## [What to work on]
How many lines in the entries below include the string "type"? Answer with the number only.

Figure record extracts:
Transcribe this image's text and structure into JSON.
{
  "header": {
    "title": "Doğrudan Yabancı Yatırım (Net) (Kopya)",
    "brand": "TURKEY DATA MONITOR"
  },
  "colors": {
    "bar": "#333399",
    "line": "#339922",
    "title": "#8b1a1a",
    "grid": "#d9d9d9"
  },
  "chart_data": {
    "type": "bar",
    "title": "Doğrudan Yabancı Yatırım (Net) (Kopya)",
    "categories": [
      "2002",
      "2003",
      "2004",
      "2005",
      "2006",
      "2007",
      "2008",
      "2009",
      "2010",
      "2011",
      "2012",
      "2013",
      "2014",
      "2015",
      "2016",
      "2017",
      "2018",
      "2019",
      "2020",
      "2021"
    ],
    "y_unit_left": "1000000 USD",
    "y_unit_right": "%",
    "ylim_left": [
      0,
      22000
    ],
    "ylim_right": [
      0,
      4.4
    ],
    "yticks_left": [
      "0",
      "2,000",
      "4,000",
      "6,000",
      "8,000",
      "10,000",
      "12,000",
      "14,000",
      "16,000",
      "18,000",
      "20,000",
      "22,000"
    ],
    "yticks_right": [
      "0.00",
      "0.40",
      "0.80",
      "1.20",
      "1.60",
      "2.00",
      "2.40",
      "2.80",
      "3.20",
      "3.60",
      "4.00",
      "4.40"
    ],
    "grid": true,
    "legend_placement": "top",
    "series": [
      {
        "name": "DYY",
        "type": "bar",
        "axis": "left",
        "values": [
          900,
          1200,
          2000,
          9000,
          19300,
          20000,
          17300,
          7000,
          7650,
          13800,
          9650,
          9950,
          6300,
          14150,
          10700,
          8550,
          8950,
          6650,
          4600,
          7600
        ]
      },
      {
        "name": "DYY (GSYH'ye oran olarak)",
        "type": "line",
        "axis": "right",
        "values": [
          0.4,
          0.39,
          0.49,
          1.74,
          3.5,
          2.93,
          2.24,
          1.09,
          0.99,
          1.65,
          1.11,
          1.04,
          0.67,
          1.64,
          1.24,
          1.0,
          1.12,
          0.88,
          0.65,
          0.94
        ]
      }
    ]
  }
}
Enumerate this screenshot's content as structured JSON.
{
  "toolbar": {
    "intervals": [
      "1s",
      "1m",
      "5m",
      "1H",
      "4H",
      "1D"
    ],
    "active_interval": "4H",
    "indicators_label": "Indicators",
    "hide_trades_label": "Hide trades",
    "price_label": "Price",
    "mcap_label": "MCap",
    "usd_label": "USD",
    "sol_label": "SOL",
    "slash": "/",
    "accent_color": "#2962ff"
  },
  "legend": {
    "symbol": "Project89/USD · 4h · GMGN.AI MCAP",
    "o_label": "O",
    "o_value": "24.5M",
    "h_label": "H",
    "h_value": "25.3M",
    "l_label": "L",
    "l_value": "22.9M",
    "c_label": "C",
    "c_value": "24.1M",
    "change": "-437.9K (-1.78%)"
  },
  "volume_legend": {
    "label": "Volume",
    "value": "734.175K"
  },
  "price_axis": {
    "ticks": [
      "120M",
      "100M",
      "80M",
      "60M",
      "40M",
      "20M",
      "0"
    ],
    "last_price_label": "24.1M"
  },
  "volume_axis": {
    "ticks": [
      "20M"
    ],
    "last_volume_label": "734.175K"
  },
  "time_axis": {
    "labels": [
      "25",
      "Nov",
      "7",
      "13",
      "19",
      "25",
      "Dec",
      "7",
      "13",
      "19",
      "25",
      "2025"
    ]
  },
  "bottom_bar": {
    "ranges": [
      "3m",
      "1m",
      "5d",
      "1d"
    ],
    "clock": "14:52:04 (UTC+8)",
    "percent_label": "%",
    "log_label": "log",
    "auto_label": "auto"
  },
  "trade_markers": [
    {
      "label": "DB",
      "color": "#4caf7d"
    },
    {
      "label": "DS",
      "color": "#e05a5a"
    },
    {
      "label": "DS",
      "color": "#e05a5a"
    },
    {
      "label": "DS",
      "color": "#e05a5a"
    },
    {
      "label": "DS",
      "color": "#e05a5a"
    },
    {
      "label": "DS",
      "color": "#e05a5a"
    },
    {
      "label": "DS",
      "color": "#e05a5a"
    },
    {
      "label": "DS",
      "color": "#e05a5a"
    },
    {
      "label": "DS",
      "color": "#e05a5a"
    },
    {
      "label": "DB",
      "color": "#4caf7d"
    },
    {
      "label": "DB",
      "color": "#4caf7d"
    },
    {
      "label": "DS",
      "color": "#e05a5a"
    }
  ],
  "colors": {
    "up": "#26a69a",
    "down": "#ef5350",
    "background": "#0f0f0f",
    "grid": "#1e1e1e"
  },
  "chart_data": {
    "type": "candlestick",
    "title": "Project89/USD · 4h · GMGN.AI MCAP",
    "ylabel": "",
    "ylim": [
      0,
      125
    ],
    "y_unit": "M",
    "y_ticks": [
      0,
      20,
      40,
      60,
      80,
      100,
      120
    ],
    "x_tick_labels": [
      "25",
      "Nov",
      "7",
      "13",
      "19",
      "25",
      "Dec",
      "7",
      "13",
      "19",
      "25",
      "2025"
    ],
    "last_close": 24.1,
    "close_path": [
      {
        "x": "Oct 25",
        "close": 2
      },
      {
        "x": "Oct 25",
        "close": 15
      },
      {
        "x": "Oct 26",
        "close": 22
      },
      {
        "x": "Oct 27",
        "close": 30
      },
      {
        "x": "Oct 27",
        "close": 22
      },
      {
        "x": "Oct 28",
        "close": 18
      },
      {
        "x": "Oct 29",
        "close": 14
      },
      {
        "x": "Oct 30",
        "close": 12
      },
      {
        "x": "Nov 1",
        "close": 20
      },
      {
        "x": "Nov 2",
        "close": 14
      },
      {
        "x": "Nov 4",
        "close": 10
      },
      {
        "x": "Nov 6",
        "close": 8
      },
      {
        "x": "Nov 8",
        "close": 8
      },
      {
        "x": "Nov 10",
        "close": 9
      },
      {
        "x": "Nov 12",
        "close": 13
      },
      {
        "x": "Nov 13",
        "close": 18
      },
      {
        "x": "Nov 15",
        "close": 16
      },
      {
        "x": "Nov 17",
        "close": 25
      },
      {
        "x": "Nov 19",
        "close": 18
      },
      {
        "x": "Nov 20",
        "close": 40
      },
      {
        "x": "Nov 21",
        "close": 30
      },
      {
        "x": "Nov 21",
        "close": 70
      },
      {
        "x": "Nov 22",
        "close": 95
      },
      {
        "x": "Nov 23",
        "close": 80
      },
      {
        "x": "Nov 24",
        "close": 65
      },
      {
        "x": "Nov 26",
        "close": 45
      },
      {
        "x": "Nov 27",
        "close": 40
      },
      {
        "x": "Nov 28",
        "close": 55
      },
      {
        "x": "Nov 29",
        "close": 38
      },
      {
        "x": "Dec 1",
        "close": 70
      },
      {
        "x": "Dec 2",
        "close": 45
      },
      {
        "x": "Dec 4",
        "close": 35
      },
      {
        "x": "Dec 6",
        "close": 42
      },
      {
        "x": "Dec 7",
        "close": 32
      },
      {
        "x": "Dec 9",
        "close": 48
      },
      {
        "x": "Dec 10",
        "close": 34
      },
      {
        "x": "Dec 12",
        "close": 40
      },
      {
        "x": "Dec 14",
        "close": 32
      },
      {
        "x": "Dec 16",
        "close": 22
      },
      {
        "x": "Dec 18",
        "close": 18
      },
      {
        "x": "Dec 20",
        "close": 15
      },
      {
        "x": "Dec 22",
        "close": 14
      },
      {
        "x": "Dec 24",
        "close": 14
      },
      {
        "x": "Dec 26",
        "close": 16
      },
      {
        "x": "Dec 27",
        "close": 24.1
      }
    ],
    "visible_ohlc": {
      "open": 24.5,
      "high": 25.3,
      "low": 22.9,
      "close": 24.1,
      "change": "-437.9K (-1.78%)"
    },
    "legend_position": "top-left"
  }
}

## [Response to this exercise]
4